WORK TO BE COMPLETED: Transcribe all of the records word for word, but omit the pictures.

RECORDS FOR THE EXERCISE:
● ● ● ● ● ● ●
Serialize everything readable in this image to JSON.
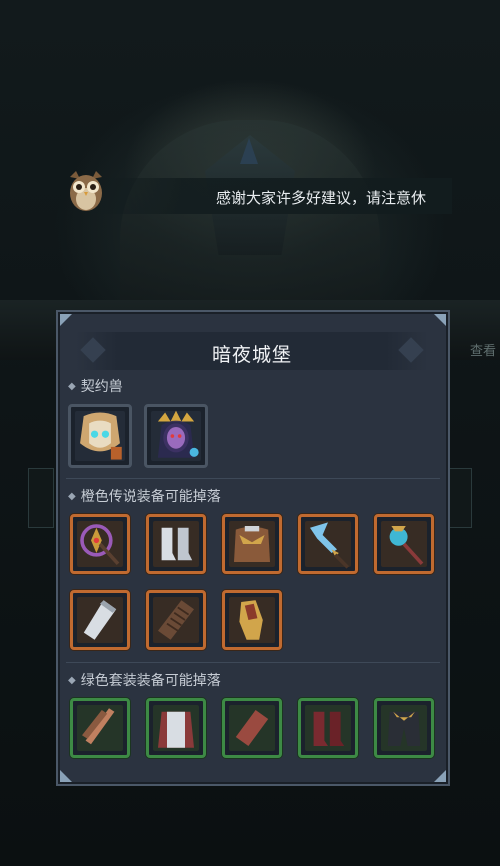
{
  "background": {
    "side_button_text": "查看"
  },
  "message": {
    "text": "感谢大家许多好建议，请注意休"
  },
  "panel": {
    "title": "暗夜城堡",
    "sections": {
      "pets": {
        "label": "契约兽"
      },
      "orange": {
        "label": "橙色传说装备可能掉落"
      },
      "green": {
        "label": "绿色套装装备可能掉落"
      }
    }
  },
  "colors": {
    "orange_border": "#c06a30",
    "green_border": "#3d8a45",
    "panel_bg": "#2b3340"
  },
  "items": {
    "pets": [
      "golden-mech-beast-icon",
      "purple-demon-queen-icon"
    ],
    "orange": [
      "purple-gold-spear-icon",
      "white-boots-icon",
      "gold-belt-armor-icon",
      "blue-crystal-blade-icon",
      "blue-orb-staff-icon",
      "white-bracer-icon",
      "brown-bracer-icon",
      "gold-gauntlet-icon"
    ],
    "green": [
      "bronze-claw-icon",
      "red-armor-robe-icon",
      "leather-bracer-icon",
      "red-boots-icon",
      "dark-gold-pants-icon"
    ]
  }
}
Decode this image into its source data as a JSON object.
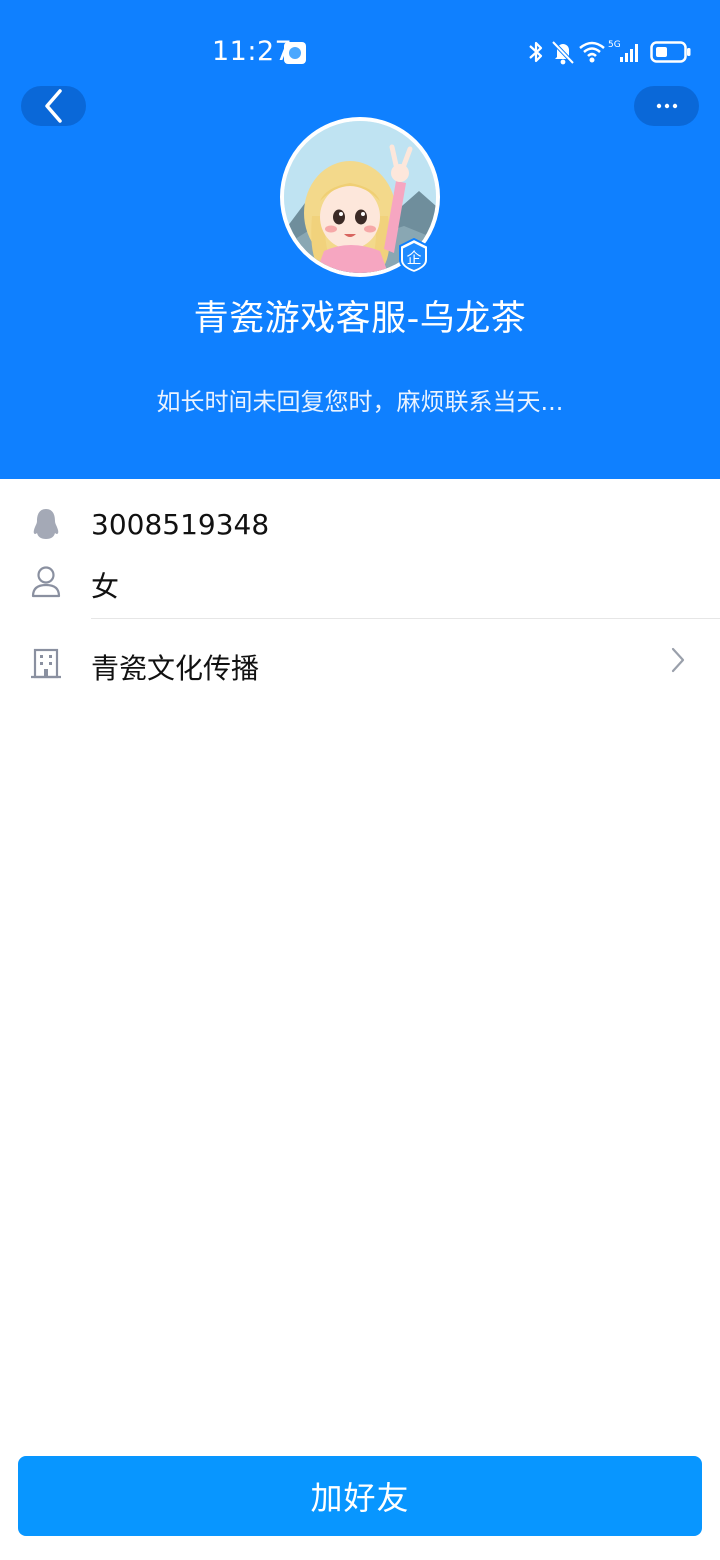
{
  "status_bar": {
    "time": "11:27",
    "icons": [
      "bluetooth-icon",
      "mute-bell-icon",
      "wifi-icon",
      "signal-5g-icon",
      "battery-icon"
    ],
    "network": "5G"
  },
  "header": {
    "background_color": "#0f80ff",
    "back_icon": "chevron-left-icon",
    "more_icon": "more-dots-icon"
  },
  "profile": {
    "avatar_icon": "avatar-image",
    "badge_label": "企",
    "name": "青瓷游戏客服-乌龙茶",
    "signature": "如长时间未回复您时，麻烦联系当天..."
  },
  "info": {
    "qq_number": "3008519348",
    "gender": "女",
    "company": "青瓷文化传播"
  },
  "footer": {
    "add_friend_label": "加好友",
    "button_color": "#0896ff"
  }
}
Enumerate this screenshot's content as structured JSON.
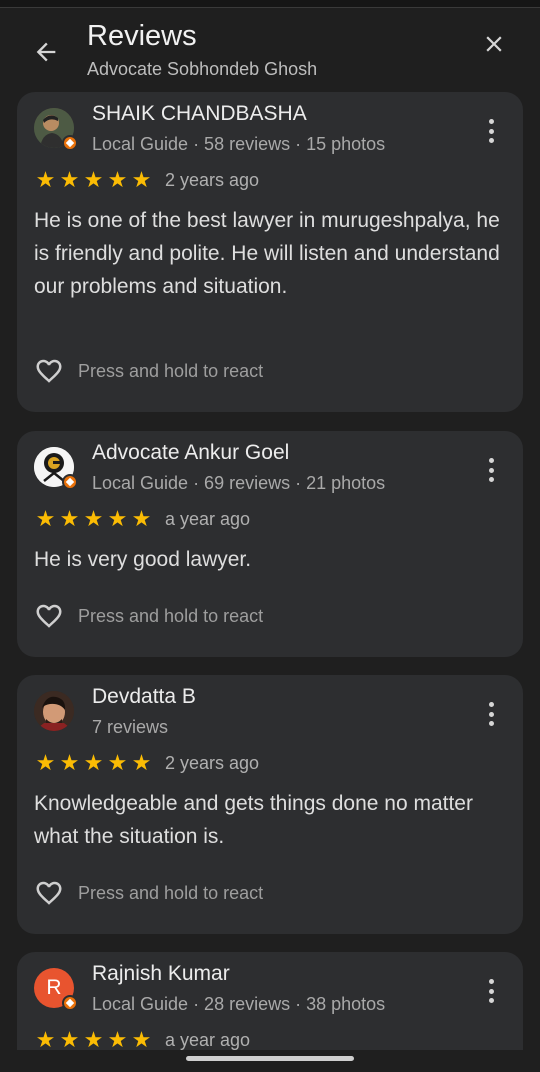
{
  "header": {
    "title": "Reviews",
    "subtitle": "Advocate Sobhondeb Ghosh",
    "back_icon": "arrow-back-icon",
    "close_icon": "close-icon"
  },
  "colors": {
    "star": "#fbbc04",
    "badge": "#e8710a",
    "card": "#2d2e30",
    "background": "#1f1f1f"
  },
  "reviews": [
    {
      "name": "SHAIK CHANDBASHA",
      "meta": "Local Guide · 58 reviews · 15 photos",
      "rating": 5,
      "date": "2 years ago",
      "text": "He is one of the best lawyer in murugeshpalya, he is friendly and polite. He will listen and understand our problems and situation.",
      "react_label": "Press and hold to react"
    },
    {
      "name": "Advocate Ankur Goel",
      "meta": "Local Guide · 69 reviews · 21 photos",
      "rating": 5,
      "date": "a year ago",
      "text": "He is very good lawyer.",
      "react_label": "Press and hold to react"
    },
    {
      "name": "Devdatta B",
      "meta": "7 reviews",
      "rating": 5,
      "date": "2 years ago",
      "text": "Knowledgeable and gets things done no matter what the situation is.",
      "react_label": "Press and hold to react"
    },
    {
      "name": "Rajnish Kumar",
      "meta": "Local Guide · 28 reviews · 38 photos",
      "rating": 5,
      "date": "a year ago",
      "avatar_letter": "R"
    }
  ]
}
● ● ● ● ● ● ●
EXERCISE OUTPUT:
Serialize everything readable in this image to JSON.
{
  "background": {
    "side_button_text": "查看"
  },
  "message": {
    "text": "感谢大家许多好建议，请注意休"
  },
  "panel": {
    "title": "暗夜城堡",
    "sections": {
      "pets": {
        "label": "契约兽"
      },
      "orange": {
        "label": "橙色传说装备可能掉落"
      },
      "green": {
        "label": "绿色套装装备可能掉落"
      }
    }
  },
  "colors": {
    "orange_border": "#c06a30",
    "green_border": "#3d8a45",
    "panel_bg": "#2b3340"
  },
  "items": {
    "pets": [
      "golden-mech-beast-icon",
      "purple-demon-queen-icon"
    ],
    "orange": [
      "purple-gold-spear-icon",
      "white-boots-icon",
      "gold-belt-armor-icon",
      "blue-crystal-blade-icon",
      "blue-orb-staff-icon",
      "white-bracer-icon",
      "brown-bracer-icon",
      "gold-gauntlet-icon"
    ],
    "green": [
      "bronze-claw-icon",
      "red-armor-robe-icon",
      "leather-bracer-icon",
      "red-boots-icon",
      "dark-gold-pants-icon"
    ]
  }
}
Decode this image into its source data as a JSON object.
{
  "status_bar": {
    "time": "11:27",
    "icons": [
      "bluetooth-icon",
      "mute-bell-icon",
      "wifi-icon",
      "signal-5g-icon",
      "battery-icon"
    ],
    "network": "5G"
  },
  "header": {
    "background_color": "#0f80ff",
    "back_icon": "chevron-left-icon",
    "more_icon": "more-dots-icon"
  },
  "profile": {
    "avatar_icon": "avatar-image",
    "badge_label": "企",
    "name": "青瓷游戏客服-乌龙茶",
    "signature": "如长时间未回复您时，麻烦联系当天..."
  },
  "info": {
    "qq_number": "3008519348",
    "gender": "女",
    "company": "青瓷文化传播"
  },
  "footer": {
    "add_friend_label": "加好友",
    "button_color": "#0896ff"
  }
}
Enumerate this screenshot's content as structured JSON.
{
  "header": {
    "title": "Reviews",
    "subtitle": "Advocate Sobhondeb Ghosh",
    "back_icon": "arrow-back-icon",
    "close_icon": "close-icon"
  },
  "colors": {
    "star": "#fbbc04",
    "badge": "#e8710a",
    "card": "#2d2e30",
    "background": "#1f1f1f"
  },
  "reviews": [
    {
      "name": "SHAIK CHANDBASHA",
      "meta": "Local Guide · 58 reviews · 15 photos",
      "rating": 5,
      "date": "2 years ago",
      "text": "He is one of the best lawyer in murugeshpalya, he is friendly and polite. He will listen and understand our problems and situation.",
      "react_label": "Press and hold to react"
    },
    {
      "name": "Advocate Ankur Goel",
      "meta": "Local Guide · 69 reviews · 21 photos",
      "rating": 5,
      "date": "a year ago",
      "text": "He is very good lawyer.",
      "react_label": "Press and hold to react"
    },
    {
      "name": "Devdatta B",
      "meta": "7 reviews",
      "rating": 5,
      "date": "2 years ago",
      "text": "Knowledgeable and gets things done no matter what the situation is.",
      "react_label": "Press and hold to react"
    },
    {
      "name": "Rajnish Kumar",
      "meta": "Local Guide · 28 reviews · 38 photos",
      "rating": 5,
      "date": "a year ago",
      "avatar_letter": "R"
    }
  ]
}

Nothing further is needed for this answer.